=== Record extracts ===
============================================================

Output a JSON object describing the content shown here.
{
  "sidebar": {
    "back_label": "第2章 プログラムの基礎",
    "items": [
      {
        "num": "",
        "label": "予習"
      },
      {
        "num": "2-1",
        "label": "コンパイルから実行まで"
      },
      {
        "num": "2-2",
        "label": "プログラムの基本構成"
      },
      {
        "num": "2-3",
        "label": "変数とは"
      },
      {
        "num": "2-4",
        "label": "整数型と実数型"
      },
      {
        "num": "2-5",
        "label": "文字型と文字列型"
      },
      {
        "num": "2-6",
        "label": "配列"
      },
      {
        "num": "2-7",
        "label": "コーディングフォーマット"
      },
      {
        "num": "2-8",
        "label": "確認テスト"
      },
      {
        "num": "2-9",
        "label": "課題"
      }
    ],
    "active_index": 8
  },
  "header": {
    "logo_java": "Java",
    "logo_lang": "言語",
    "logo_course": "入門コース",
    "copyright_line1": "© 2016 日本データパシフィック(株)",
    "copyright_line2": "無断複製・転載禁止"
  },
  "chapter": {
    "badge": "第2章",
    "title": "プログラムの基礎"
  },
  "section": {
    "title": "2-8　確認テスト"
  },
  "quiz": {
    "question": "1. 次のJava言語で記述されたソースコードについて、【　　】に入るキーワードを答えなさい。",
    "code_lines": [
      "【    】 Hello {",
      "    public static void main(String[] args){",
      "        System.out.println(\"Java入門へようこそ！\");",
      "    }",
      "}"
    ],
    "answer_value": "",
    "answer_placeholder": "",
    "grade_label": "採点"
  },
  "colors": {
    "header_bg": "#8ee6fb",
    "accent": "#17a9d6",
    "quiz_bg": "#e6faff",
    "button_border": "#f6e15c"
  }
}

============================================================

=== To be done ===
Every entry above needs to be quoted exactly.

=== Result of the task ===
Output a JSON object describing the content shown here.
{
  "sidebar": {
    "back_label": "第2章 プログラムの基礎",
    "items": [
      {
        "num": "",
        "label": "予習"
      },
      {
        "num": "2-1",
        "label": "コンパイルから実行まで"
      },
      {
        "num": "2-2",
        "label": "プログラムの基本構成"
      },
      {
        "num": "2-3",
        "label": "変数とは"
      },
      {
        "num": "2-4",
        "label": "整数型と実数型"
      },
      {
        "num": "2-5",
        "label": "文字型と文字列型"
      },
      {
        "num": "2-6",
        "label": "配列"
      },
      {
        "num": "2-7",
        "label": "コーディングフォーマット"
      },
      {
        "num": "2-8",
        "label": "確認テスト"
      },
      {
        "num": "2-9",
        "label": "課題"
      }
    ],
    "active_index": 8
  },
  "header": {
    "logo_java": "Java",
    "logo_lang": "言語",
    "logo_course": "入門コース",
    "copyright_line1": "© 2016 日本データパシフィック(株)",
    "copyright_line2": "無断複製・転載禁止"
  },
  "chapter": {
    "badge": "第2章",
    "title": "プログラムの基礎"
  },
  "section": {
    "title": "2-8　確認テスト"
  },
  "quiz": {
    "question": "1. 次のJava言語で記述されたソースコードについて、【　　】に入るキーワードを答えなさい。",
    "code_lines": [
      "【    】 Hello {",
      "    public static void main(String[] args){",
      "        System.out.println(\"Java入門へようこそ！\");",
      "    }",
      "}"
    ],
    "answer_value": "",
    "answer_placeholder": "",
    "grade_label": "採点"
  },
  "colors": {
    "header_bg": "#8ee6fb",
    "accent": "#17a9d6",
    "quiz_bg": "#e6faff",
    "button_border": "#f6e15c"
  }
}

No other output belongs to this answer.